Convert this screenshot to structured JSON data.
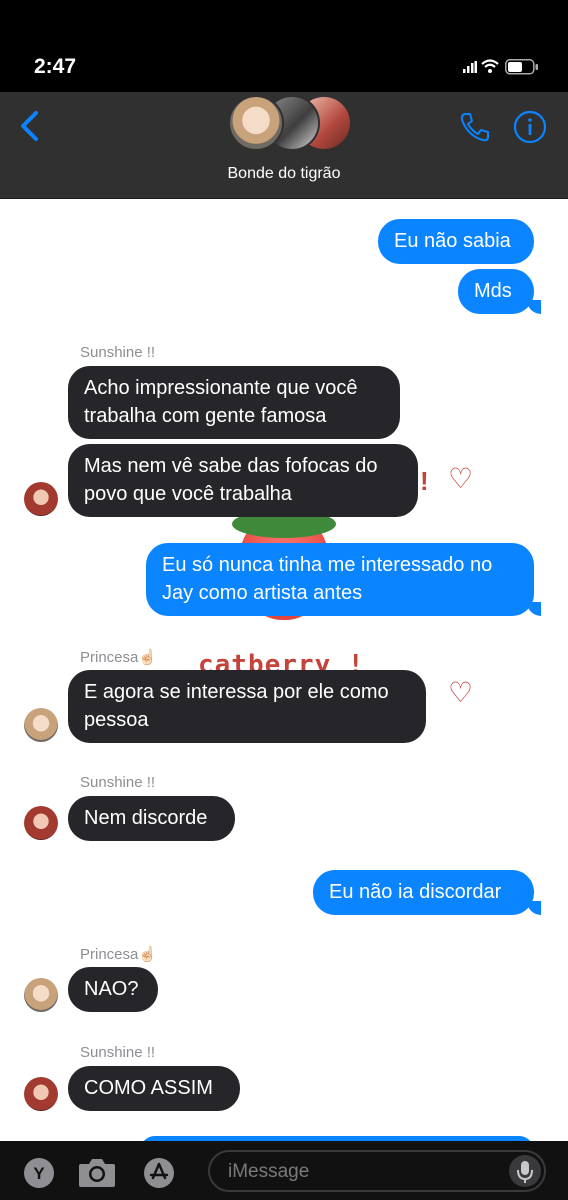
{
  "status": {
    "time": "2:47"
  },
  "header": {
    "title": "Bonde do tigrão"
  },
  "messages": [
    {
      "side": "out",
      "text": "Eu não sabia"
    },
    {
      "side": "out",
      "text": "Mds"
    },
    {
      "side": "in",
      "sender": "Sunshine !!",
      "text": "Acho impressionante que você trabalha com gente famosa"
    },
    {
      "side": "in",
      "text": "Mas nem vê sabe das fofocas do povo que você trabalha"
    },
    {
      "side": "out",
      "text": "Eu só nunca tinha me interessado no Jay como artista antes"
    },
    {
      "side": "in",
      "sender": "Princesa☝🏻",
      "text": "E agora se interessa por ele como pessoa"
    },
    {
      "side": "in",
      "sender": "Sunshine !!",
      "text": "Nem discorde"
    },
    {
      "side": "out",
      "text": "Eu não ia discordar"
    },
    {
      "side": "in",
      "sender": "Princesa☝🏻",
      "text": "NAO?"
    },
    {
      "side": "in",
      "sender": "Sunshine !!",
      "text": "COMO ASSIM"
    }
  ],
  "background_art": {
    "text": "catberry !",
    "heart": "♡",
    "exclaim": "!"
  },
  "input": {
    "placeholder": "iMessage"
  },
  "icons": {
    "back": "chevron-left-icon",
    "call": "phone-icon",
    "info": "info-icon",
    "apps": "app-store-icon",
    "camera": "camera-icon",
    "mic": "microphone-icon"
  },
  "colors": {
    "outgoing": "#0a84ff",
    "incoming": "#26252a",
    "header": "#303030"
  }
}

* REQUIRED WORK
All lines of the data above that include the word "trabalha" must be shown.

* IN RESPONSE
      "text": "Acho impressionante que você trabalha com gente famosa"
      "text": "Mas nem vê sabe das fofocas do povo que você trabalha"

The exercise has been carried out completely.